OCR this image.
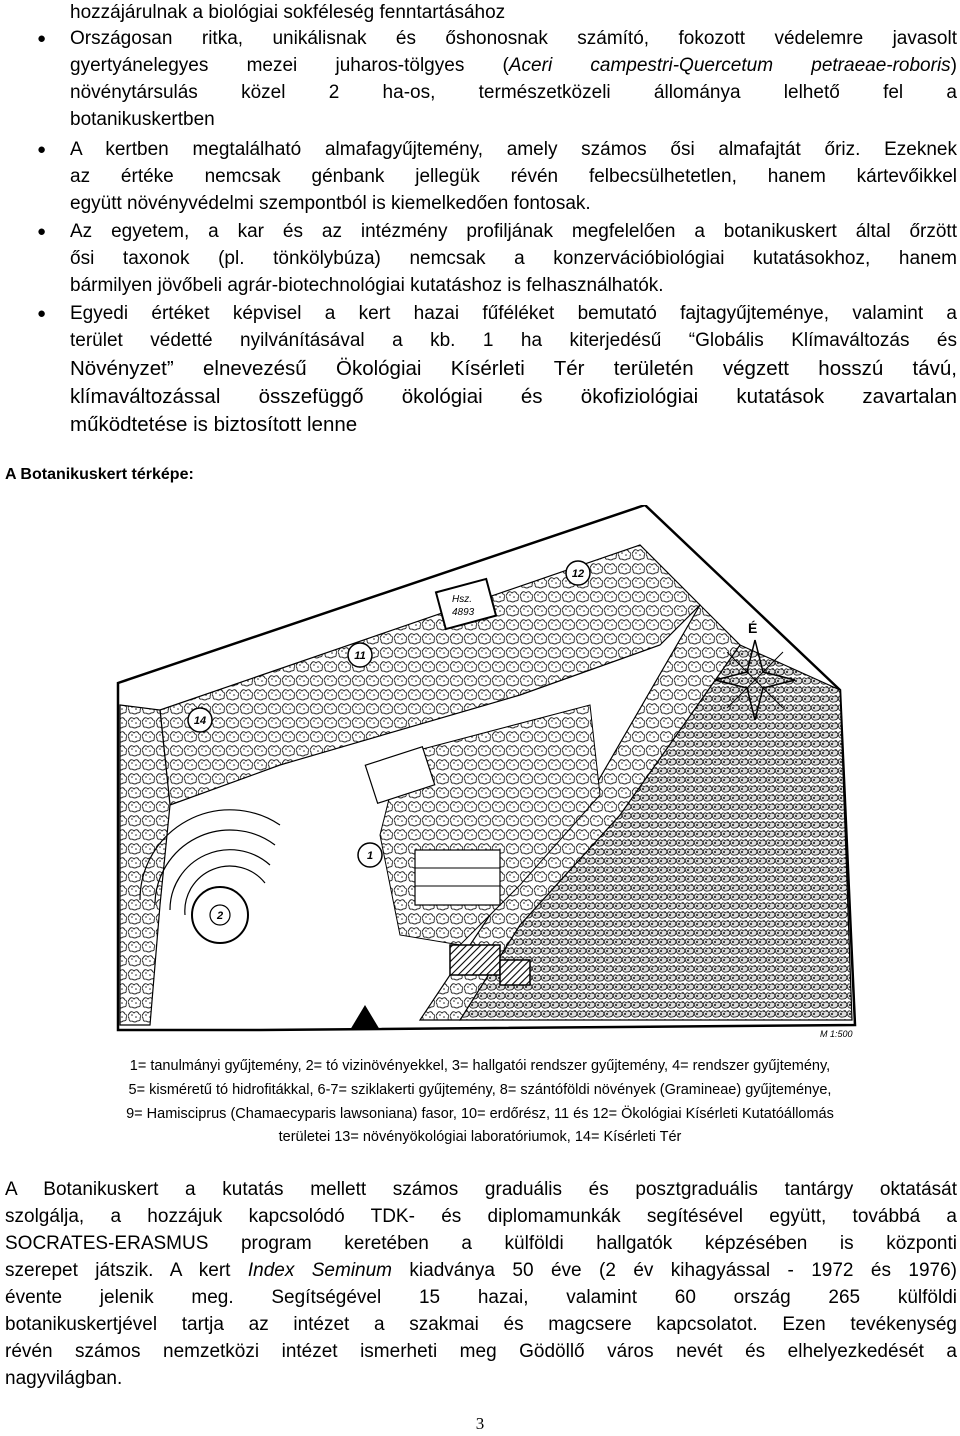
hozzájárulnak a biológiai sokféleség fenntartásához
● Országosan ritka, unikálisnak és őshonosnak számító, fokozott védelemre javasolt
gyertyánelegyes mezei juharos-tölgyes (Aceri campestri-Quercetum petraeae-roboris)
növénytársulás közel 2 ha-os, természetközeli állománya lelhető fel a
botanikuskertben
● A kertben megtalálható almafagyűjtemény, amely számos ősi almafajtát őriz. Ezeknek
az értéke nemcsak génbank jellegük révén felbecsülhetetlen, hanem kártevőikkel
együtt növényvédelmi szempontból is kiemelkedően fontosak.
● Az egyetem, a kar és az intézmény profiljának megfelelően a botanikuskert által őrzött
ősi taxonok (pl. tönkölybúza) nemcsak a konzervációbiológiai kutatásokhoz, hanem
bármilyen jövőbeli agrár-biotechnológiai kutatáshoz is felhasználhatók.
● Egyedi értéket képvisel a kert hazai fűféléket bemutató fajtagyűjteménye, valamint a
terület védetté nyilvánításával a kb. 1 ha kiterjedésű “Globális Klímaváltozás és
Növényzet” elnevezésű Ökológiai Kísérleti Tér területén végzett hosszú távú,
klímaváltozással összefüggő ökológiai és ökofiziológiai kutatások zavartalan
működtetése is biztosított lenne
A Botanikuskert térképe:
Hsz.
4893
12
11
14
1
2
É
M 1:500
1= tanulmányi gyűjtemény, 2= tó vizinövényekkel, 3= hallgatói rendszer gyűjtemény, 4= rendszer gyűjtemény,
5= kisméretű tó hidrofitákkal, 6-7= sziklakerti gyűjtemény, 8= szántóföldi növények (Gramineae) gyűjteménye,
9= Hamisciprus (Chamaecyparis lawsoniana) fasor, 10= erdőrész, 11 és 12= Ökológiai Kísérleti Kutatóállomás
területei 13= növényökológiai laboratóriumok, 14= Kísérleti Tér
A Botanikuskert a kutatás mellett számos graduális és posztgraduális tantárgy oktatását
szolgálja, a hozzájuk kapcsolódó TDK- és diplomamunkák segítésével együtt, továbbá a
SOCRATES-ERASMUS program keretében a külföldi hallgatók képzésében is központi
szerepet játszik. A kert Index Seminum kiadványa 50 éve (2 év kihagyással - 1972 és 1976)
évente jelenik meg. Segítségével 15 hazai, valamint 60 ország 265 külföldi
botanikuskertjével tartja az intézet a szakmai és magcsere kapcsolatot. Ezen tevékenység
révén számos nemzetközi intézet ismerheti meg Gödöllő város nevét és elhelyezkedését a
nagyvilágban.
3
###
Your answer should be a single number: the count of lines in the material above that contain "számos".

3